Lines containing the string "Current" are to be collected in full.

[Data records]
· · ·
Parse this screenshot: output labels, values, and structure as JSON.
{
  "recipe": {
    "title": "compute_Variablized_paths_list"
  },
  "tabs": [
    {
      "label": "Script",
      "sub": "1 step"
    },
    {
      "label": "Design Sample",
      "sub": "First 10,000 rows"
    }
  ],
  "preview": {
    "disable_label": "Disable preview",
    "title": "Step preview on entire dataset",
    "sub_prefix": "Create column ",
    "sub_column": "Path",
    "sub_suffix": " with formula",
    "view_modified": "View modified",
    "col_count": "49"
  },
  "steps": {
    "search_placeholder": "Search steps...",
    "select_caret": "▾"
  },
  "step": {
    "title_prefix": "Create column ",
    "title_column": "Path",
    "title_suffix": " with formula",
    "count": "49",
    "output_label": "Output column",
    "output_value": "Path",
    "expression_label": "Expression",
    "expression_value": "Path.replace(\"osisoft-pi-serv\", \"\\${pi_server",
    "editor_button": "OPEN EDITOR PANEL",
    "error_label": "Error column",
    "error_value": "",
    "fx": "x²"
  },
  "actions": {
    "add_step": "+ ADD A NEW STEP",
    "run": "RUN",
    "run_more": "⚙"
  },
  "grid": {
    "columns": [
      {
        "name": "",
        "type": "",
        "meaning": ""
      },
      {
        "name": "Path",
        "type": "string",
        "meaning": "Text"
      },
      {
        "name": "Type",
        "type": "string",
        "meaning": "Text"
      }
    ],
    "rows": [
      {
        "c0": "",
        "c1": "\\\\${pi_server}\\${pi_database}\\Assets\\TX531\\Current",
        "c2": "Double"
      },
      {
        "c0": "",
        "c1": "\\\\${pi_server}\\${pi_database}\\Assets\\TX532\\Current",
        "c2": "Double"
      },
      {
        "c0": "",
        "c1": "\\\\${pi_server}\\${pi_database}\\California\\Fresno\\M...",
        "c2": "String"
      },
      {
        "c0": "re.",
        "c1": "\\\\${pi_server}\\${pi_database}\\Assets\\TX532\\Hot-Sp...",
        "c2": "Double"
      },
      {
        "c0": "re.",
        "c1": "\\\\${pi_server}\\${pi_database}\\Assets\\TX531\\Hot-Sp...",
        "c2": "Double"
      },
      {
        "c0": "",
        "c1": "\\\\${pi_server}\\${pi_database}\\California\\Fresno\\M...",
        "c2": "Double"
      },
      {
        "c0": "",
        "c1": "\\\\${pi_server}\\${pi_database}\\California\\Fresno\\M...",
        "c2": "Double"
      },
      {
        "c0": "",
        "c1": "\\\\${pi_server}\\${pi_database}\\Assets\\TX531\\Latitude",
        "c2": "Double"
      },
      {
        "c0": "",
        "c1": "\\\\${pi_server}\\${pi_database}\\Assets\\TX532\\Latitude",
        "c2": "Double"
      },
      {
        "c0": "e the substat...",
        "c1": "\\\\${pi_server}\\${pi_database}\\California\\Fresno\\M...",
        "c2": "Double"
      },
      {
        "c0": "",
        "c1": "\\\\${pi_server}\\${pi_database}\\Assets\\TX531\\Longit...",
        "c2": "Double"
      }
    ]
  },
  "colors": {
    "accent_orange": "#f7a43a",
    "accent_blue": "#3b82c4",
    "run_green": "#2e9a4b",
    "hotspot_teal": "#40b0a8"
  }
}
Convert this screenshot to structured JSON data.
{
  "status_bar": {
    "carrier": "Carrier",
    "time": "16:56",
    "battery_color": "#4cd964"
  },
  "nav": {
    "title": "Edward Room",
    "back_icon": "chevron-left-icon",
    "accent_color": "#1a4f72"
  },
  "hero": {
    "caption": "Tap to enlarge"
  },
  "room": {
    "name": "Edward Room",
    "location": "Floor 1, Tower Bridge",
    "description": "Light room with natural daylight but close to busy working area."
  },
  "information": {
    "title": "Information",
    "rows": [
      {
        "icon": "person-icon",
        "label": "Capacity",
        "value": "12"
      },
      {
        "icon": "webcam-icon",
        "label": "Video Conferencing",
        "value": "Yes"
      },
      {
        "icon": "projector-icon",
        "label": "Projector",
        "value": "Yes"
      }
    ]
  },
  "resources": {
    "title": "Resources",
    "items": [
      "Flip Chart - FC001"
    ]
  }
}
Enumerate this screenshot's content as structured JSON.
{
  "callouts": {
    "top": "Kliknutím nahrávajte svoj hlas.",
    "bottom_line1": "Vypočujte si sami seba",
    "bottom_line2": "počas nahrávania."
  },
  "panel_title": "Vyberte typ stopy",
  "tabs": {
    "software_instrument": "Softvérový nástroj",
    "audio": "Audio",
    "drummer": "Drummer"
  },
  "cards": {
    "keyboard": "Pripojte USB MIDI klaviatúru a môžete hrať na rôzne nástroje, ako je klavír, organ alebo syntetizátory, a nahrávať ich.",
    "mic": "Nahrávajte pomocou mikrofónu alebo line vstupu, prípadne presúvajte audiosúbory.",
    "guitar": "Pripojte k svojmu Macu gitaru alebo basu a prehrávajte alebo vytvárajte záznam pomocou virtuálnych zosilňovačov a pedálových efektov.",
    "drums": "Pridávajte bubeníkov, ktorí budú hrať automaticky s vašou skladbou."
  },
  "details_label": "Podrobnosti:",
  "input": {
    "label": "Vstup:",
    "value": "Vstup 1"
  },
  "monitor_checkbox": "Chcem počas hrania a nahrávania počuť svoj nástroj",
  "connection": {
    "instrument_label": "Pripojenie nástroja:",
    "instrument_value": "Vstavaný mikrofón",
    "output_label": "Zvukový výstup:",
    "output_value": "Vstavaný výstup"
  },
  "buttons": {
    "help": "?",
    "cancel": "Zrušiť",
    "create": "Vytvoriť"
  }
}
· · ·
*RESPONSE:*
        "c1": "\\\\${pi_server}\\${pi_database}\\Assets\\TX531\\Current",
        "c1": "\\\\${pi_server}\\${pi_database}\\Assets\\TX532\\Current",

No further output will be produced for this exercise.